-- JOB --
Locate all lines with the word "wins" and copy them out.

====================

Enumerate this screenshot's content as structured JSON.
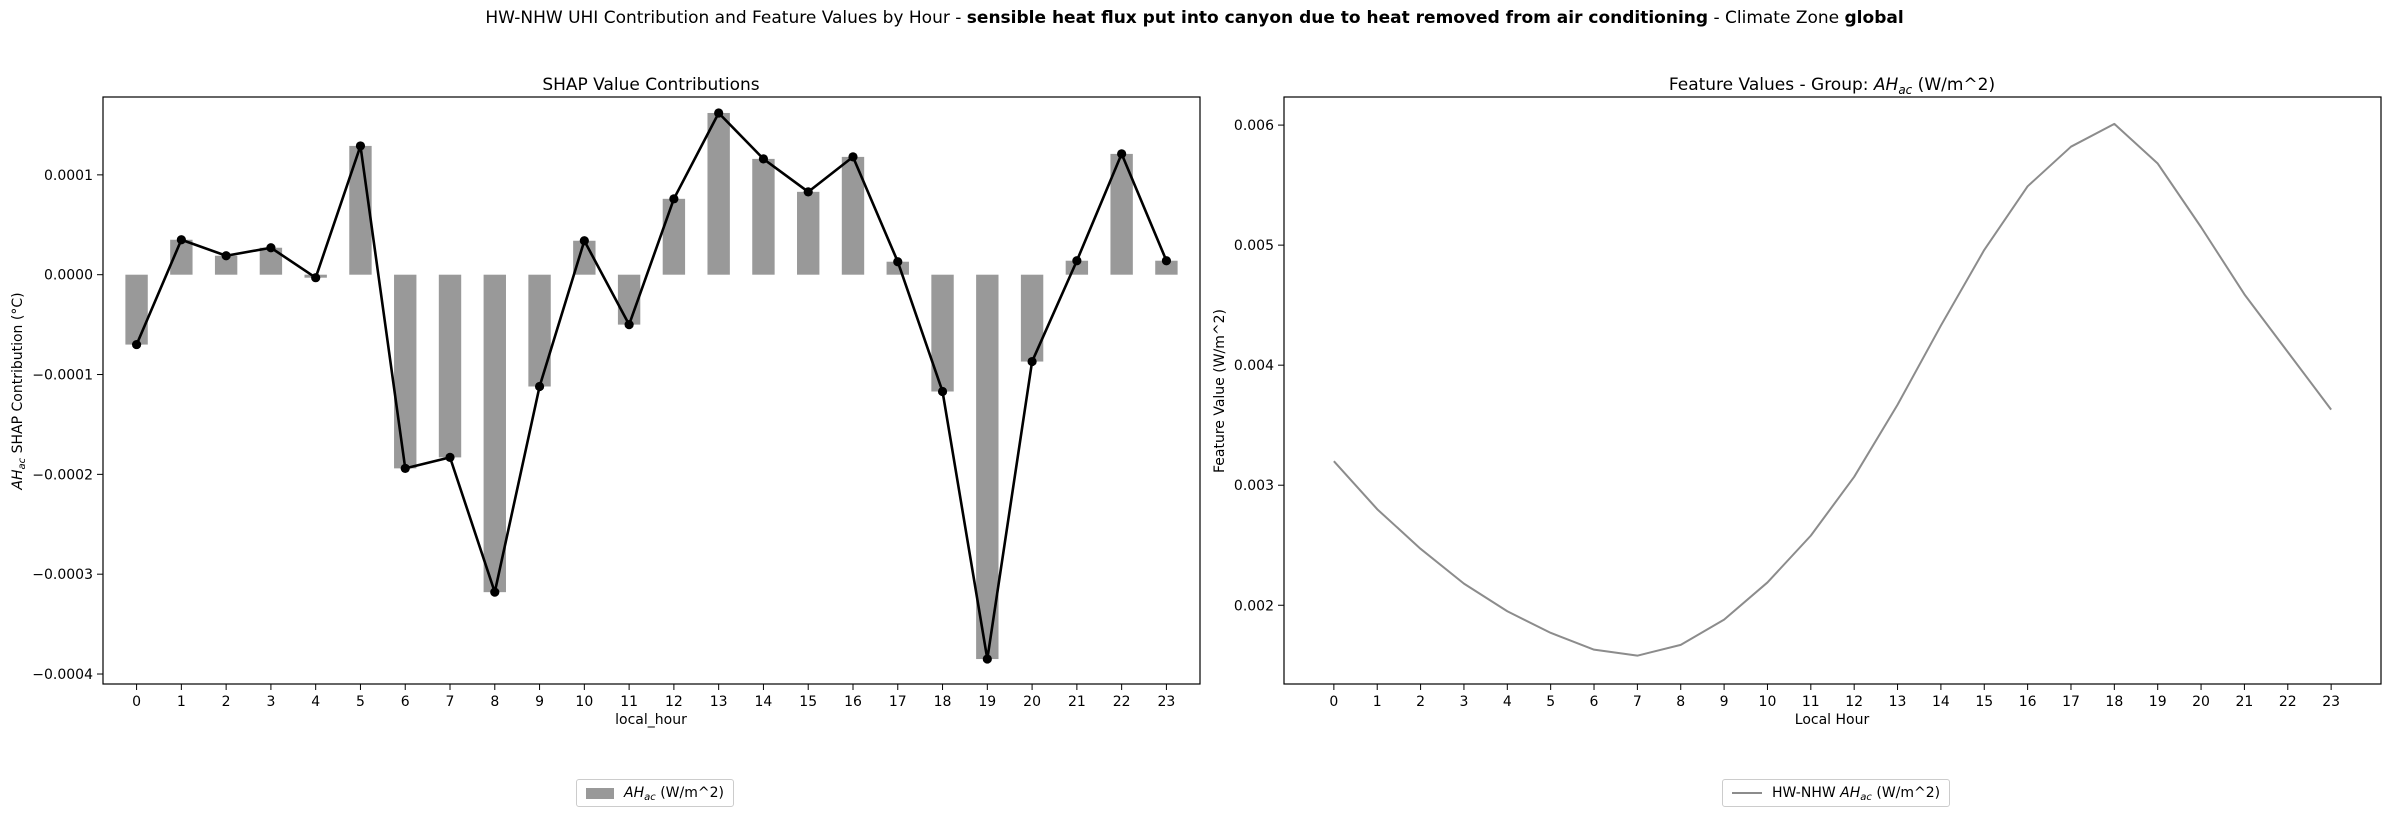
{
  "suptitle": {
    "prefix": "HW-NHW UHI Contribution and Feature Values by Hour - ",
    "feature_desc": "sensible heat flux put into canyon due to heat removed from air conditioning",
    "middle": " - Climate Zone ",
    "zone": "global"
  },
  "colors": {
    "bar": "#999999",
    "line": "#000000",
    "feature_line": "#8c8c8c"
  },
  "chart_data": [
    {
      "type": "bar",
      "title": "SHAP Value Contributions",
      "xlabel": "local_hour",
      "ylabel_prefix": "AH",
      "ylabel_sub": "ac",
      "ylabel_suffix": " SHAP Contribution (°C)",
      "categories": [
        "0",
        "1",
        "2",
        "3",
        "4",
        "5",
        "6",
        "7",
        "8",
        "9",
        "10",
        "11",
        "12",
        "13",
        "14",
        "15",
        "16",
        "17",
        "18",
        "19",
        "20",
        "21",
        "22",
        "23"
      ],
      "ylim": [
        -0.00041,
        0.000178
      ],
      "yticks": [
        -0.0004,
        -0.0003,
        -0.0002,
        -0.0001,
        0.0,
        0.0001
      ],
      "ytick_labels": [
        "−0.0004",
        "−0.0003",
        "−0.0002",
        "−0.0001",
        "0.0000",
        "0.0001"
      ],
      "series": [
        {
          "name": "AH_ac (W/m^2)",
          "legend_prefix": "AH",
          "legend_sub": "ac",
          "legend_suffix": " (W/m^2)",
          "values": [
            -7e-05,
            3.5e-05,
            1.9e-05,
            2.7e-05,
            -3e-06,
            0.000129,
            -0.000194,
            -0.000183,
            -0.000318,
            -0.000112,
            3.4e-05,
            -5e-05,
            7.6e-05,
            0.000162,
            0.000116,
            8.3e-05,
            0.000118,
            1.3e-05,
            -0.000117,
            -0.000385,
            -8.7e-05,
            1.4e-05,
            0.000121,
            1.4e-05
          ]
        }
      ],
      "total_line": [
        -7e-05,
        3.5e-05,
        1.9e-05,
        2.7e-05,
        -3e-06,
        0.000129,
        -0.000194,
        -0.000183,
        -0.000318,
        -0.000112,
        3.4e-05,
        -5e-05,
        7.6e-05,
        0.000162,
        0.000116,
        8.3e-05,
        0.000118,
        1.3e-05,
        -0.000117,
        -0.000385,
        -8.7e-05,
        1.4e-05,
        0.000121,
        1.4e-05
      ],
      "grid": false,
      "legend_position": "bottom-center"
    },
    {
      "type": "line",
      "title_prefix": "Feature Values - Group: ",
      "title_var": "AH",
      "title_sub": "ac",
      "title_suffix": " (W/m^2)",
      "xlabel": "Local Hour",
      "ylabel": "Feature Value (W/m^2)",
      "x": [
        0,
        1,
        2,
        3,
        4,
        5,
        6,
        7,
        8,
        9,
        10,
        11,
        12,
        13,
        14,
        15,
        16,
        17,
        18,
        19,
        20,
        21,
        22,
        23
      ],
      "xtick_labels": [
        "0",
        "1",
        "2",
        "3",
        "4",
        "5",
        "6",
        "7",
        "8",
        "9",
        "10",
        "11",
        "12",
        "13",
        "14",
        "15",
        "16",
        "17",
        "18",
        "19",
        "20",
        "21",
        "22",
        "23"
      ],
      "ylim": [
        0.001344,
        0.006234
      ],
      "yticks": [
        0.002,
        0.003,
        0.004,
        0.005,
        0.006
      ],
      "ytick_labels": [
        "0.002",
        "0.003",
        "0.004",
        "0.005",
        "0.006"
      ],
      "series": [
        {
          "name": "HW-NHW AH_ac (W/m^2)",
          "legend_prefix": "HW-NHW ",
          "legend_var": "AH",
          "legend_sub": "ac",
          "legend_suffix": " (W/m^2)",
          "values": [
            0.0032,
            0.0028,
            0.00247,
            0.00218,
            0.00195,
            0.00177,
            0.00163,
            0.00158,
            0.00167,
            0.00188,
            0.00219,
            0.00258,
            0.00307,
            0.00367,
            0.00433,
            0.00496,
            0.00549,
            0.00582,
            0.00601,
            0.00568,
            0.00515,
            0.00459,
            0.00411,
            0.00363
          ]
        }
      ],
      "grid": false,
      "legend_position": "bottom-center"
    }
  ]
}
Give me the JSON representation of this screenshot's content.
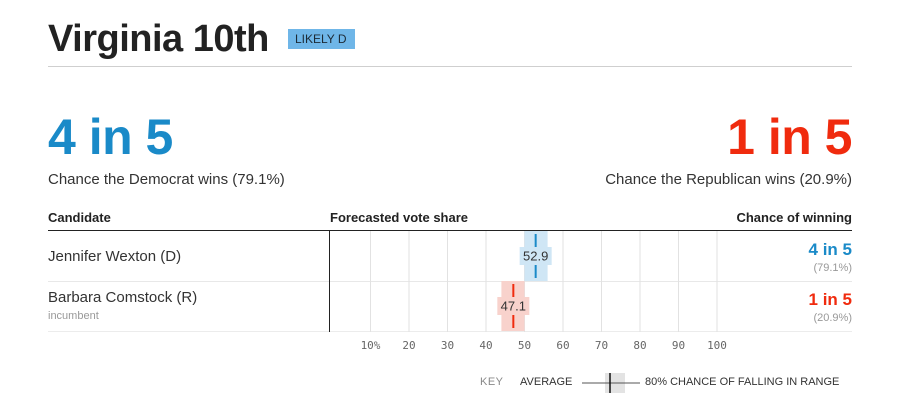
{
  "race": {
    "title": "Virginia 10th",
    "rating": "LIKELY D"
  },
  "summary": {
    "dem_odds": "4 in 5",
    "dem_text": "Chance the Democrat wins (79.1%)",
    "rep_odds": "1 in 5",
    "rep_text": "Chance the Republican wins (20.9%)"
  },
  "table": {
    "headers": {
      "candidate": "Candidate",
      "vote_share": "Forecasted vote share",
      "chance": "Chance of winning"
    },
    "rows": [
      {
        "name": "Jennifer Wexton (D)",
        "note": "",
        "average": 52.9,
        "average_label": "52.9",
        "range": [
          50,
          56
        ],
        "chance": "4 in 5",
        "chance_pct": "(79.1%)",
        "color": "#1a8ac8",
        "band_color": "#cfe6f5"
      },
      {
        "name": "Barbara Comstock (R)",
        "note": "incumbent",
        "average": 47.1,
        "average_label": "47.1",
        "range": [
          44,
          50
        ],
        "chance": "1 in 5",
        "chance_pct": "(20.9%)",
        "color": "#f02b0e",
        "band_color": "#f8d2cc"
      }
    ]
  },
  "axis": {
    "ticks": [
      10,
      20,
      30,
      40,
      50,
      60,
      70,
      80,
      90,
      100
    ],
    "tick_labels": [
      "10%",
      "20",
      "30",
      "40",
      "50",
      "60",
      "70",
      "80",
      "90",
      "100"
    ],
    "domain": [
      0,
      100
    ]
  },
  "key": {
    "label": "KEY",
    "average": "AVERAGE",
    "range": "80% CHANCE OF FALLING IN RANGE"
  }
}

====================

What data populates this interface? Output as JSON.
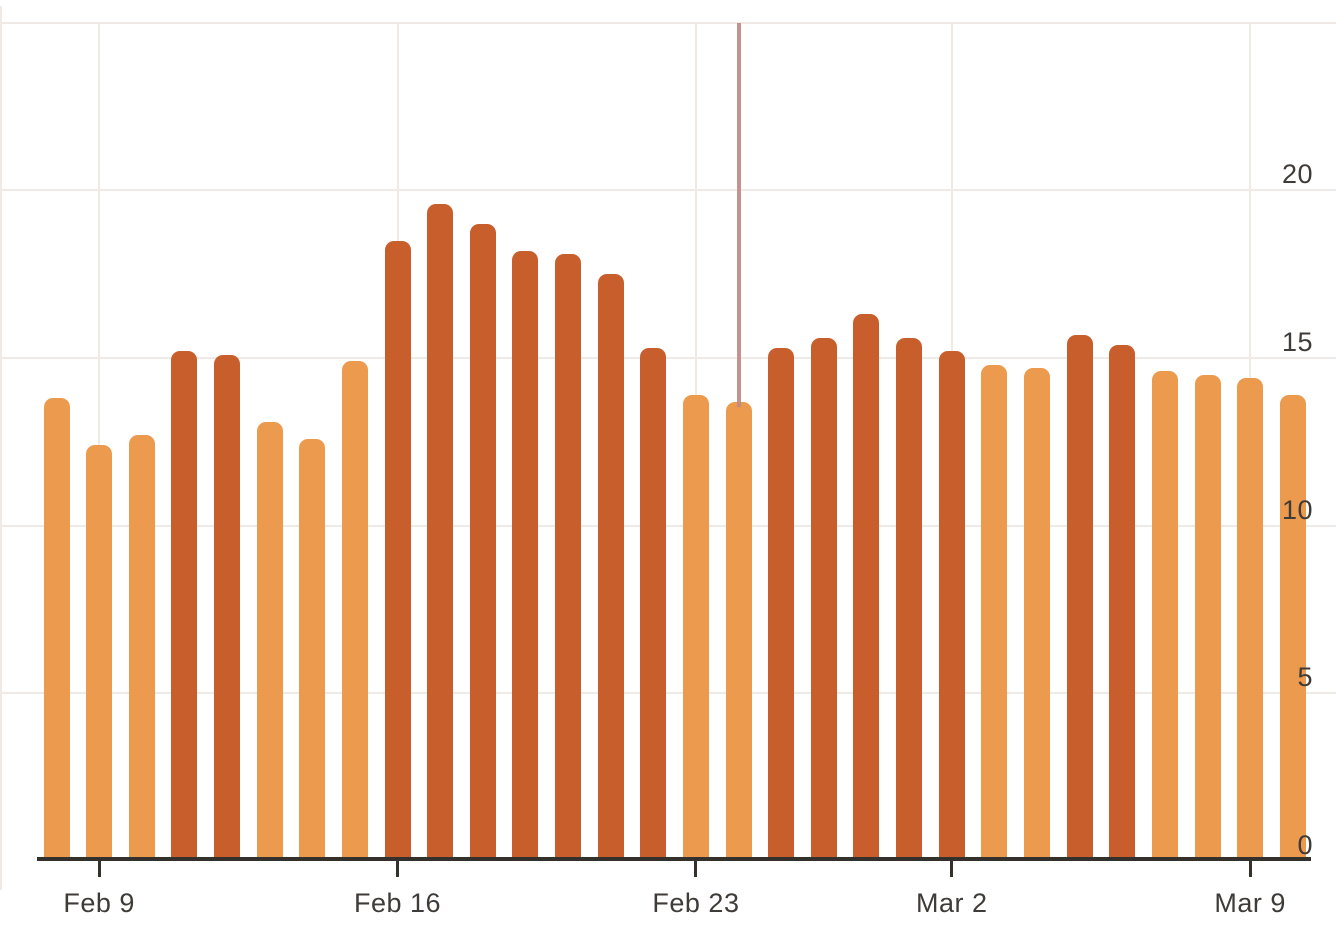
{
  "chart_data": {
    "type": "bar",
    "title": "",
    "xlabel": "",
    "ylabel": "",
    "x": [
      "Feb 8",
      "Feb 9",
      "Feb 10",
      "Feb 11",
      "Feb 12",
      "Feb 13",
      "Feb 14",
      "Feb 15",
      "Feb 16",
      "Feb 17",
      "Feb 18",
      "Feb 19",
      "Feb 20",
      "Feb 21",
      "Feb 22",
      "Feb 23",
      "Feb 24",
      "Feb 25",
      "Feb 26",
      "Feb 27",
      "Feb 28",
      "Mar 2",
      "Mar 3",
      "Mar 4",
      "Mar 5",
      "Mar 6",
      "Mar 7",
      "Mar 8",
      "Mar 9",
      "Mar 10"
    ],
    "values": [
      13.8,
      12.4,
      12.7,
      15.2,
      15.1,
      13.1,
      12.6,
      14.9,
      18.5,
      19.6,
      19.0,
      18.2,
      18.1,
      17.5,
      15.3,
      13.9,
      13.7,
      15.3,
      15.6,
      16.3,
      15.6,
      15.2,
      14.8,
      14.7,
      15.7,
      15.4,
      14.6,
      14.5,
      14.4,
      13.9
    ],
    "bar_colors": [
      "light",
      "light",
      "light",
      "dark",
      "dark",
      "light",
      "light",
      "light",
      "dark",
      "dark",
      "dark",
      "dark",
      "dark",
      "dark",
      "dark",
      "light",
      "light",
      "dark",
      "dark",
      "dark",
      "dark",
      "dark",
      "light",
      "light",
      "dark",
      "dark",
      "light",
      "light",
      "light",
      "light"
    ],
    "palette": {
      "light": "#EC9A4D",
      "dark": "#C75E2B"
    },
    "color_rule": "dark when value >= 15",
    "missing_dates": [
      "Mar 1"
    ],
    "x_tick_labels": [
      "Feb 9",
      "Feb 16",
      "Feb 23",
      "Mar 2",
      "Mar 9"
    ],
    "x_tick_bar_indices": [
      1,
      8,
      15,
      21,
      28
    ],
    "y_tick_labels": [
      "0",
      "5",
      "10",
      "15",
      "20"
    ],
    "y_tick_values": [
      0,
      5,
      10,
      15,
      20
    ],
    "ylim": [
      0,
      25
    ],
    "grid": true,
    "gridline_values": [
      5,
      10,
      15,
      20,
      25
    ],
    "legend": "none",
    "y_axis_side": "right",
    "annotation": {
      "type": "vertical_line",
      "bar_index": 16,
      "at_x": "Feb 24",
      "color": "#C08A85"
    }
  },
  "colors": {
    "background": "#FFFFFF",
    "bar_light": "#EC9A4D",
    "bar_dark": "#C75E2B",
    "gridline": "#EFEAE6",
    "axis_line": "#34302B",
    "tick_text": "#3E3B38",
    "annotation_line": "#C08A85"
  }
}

====================

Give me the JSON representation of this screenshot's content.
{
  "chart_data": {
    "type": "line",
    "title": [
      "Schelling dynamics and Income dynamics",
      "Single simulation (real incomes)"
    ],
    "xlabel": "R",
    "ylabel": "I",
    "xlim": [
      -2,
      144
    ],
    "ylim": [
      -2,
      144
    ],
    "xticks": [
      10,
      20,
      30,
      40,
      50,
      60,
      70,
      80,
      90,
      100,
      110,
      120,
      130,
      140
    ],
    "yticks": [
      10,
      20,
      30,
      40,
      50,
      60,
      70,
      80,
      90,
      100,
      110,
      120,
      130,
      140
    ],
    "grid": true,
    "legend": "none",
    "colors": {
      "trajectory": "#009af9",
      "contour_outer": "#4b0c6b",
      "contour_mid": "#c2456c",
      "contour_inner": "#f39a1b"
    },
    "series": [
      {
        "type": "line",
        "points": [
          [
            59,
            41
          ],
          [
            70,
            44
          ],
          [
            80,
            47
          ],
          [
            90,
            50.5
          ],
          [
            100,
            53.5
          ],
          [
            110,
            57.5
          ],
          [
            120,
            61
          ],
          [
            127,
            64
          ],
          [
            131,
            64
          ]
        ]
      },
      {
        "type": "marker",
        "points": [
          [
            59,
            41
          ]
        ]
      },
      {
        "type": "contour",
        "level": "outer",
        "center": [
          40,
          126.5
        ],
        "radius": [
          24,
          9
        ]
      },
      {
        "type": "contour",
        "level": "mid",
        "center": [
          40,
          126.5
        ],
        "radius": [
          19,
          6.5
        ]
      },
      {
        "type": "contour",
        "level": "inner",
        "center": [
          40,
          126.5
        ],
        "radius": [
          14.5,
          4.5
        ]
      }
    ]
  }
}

====================

-- CORRECT RESULT --
    "dem_text": "Chance the Democrat wins (79.1%)",
    "rep_text": "Chance the Republican wins (20.9%)"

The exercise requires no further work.